Start of TEXT SEGMENT
As published on November 1 2011 in Policy Options.
Unlike other industrialized countries, Canada does not have a national securities regulator. The local nature of Canadian capital markets has led the courts to repeatedly approve and recognize provincial jurisdiction over securities regulations under property and civil rights pursuant to s.92(13) of the Constitution Act, 1867. As a result, Canada has 13 sets of rules and regulations administered by 13 different provincial and territorial securities regulators. However, globalization and advances in technology have transformed the financial landscape. Most companies, regardless of their provincial origin, are now traded on the Toronto Stock Exchange (TSX) and seek to raise capital on a national, if not international, basis. Recent turbulence in capital markets has highlighted the inefficiency and fragmentation of the current passport system to address fraud and provide adequate investor protection. The Canadian securities mosaic is in desperate need of a reform.
In May of 2010, the federal government responded by releasing a proposed Canadian Securities Act. This federal scheme seeks to harmonize existing provincial securities legislation in the form of a single statute and create a single national securities regulator. It will also replicate and replace existing Criminal Code offences. The proposed Act operates on a voluntary basis, applicable only in those provinces that elect to be bound by the legislation.
End of TEXT SEGMENT
TASKS AND EXERCISES
A. Rewrite the passage of the securities regulation article starting with "In May of 2010, the" and going on through "by the legislation.", putting "mandatory" in place of "voluntary".
B. Name every statute or legal code mentioned in the securities regulation article.
C. Carry the article on Canadian securities regulation forward from its final sentence.
Start of GIVEN RECORDS
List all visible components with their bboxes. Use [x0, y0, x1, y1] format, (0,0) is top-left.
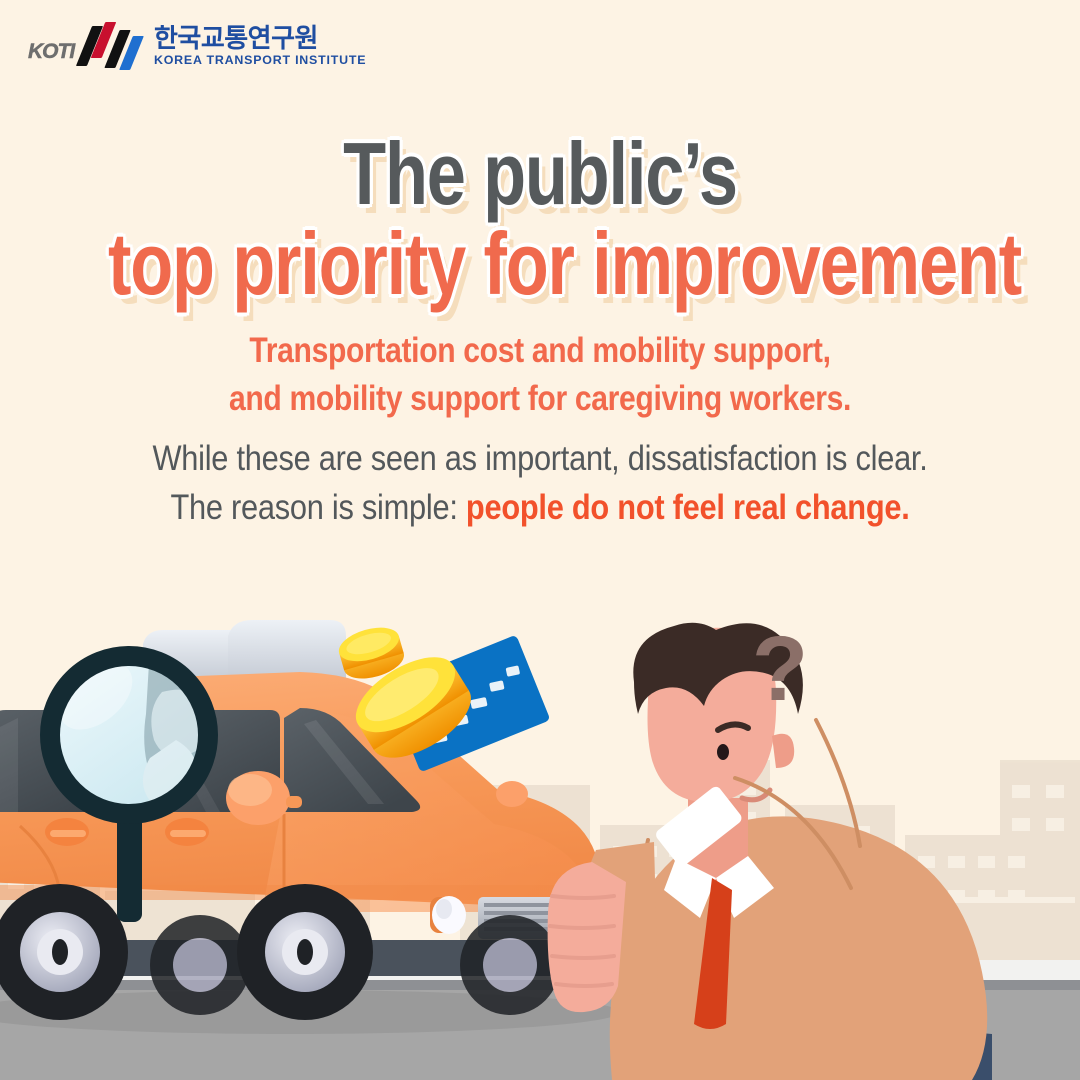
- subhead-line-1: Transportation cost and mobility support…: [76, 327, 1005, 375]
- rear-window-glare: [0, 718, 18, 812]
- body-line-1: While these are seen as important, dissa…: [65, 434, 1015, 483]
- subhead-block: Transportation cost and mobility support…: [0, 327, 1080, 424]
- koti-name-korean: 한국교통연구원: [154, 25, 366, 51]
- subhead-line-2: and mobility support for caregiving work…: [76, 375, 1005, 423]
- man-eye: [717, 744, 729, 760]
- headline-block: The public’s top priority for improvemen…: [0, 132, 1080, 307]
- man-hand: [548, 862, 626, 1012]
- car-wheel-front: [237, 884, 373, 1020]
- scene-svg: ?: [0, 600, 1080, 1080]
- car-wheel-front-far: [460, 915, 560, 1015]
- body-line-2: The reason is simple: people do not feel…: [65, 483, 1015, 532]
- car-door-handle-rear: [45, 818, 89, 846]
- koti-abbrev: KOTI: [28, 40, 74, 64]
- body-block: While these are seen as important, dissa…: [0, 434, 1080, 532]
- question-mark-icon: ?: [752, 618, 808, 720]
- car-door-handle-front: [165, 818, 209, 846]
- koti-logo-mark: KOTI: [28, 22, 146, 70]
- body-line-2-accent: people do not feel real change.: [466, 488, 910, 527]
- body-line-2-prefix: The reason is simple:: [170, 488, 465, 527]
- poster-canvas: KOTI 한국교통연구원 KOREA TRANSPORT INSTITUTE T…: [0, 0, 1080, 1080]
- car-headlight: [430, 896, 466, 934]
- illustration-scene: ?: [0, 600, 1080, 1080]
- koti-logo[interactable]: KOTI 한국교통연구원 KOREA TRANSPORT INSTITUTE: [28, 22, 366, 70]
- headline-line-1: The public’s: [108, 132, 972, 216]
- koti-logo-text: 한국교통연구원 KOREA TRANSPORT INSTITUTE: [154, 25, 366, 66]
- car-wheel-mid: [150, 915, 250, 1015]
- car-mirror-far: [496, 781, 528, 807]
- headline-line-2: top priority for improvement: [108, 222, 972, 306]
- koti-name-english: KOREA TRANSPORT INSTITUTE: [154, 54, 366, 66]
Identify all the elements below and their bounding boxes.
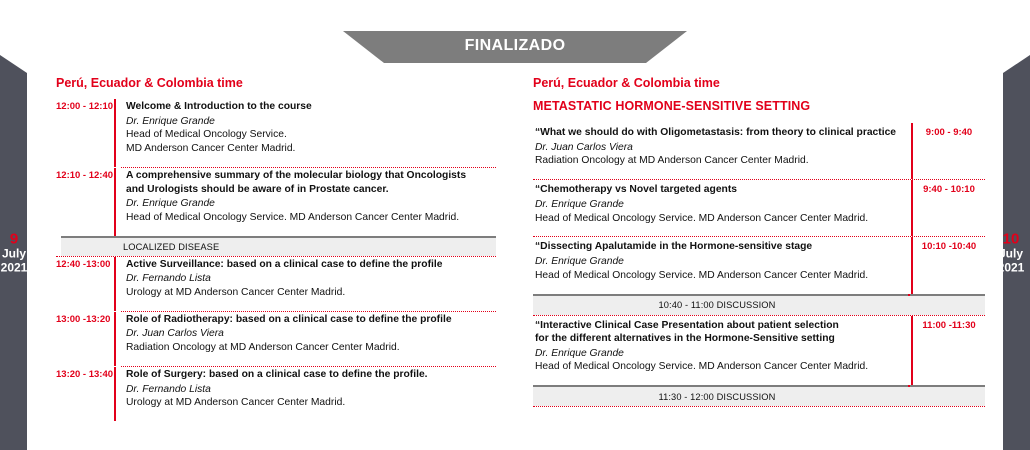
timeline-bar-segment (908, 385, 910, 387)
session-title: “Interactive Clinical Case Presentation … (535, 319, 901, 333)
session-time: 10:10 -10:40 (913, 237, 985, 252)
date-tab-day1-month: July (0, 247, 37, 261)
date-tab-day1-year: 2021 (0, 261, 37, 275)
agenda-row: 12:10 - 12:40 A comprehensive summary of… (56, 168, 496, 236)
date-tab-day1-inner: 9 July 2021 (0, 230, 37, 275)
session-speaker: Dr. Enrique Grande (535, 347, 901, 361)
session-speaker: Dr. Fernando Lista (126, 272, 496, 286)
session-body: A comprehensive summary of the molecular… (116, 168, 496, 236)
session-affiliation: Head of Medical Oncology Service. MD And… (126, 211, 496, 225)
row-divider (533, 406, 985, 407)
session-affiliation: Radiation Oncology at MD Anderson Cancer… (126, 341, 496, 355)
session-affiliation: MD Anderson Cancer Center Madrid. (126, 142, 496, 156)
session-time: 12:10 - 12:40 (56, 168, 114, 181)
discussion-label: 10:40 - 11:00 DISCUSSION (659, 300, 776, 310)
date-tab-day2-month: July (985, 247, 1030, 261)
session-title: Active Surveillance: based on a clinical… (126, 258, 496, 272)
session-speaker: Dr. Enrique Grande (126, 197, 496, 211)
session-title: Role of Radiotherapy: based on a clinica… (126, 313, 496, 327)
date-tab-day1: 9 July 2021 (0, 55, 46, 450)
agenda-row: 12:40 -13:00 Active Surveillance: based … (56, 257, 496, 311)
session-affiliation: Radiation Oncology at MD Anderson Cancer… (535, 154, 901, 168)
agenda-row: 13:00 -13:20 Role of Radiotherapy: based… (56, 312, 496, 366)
End of GIVEN RECORDS
EXERCISE RESULTS
A.
In May of 2010, the federal government responded by releasing a proposed Canadian Securities Act. This federal scheme seeks to harmonize existing provincial securities legislation in the form of a single statute and create a single national securities regulator. It will also replicate and replace existing Criminal Code offences. The proposed Act operates on a mandatory basis, applicable only in those provinces that elect to be bound by the legislation.

B. Constitution Act, 1867; Canadian Securities Act; Criminal Code

C.
Shortly after its release, and rather predictably, the proposed Act was met with opposition. Some provinces argue that the proposed Act infringes on provincial jurisdiction over securities regulation and consumer protection derived from s.92 (13), (15) and (16) of the Constitution Act, 1867. A constitutional reference was directed to the appellate courts of Quebec and Alberta by the respective provinces and also to the Supreme Court of Canada by the Government of Canada. The issue at stake is whether the general arm of the federal power to regulate trade and commerce could be invoked to validate the proposed Act and justify federal intrusion into provincial domain on the basis that securities regulations now serve an interprovincial and international capital market. While the decision of the Supreme Court is still pending as of this writing, the appellate courts reached a similar verdict: the Act is unconstitutional because it entered into a provincial area of regulation and it did not meet the traditional test for inclusion in the trade and commerce power. While compelling, these decisions are not binding on the Supreme Court. Extrapolating from leading decisions in General Motors of Canada Ltd. v. City National Leasing and Kirkbi AG v. Ritvik Holdings Inc., this paper proposes that the Supreme Court may still find in favour of the Government of Canada. What follows is a brief summary of the development of the general branch of the trade and commerce power leading up to the traditional test for inclusion outlined in General Motors. The constitutional validity of the Act will be assessed using this test. Subsequently, the narrative will shift to a discussion of the shortcomings of the appellate decision.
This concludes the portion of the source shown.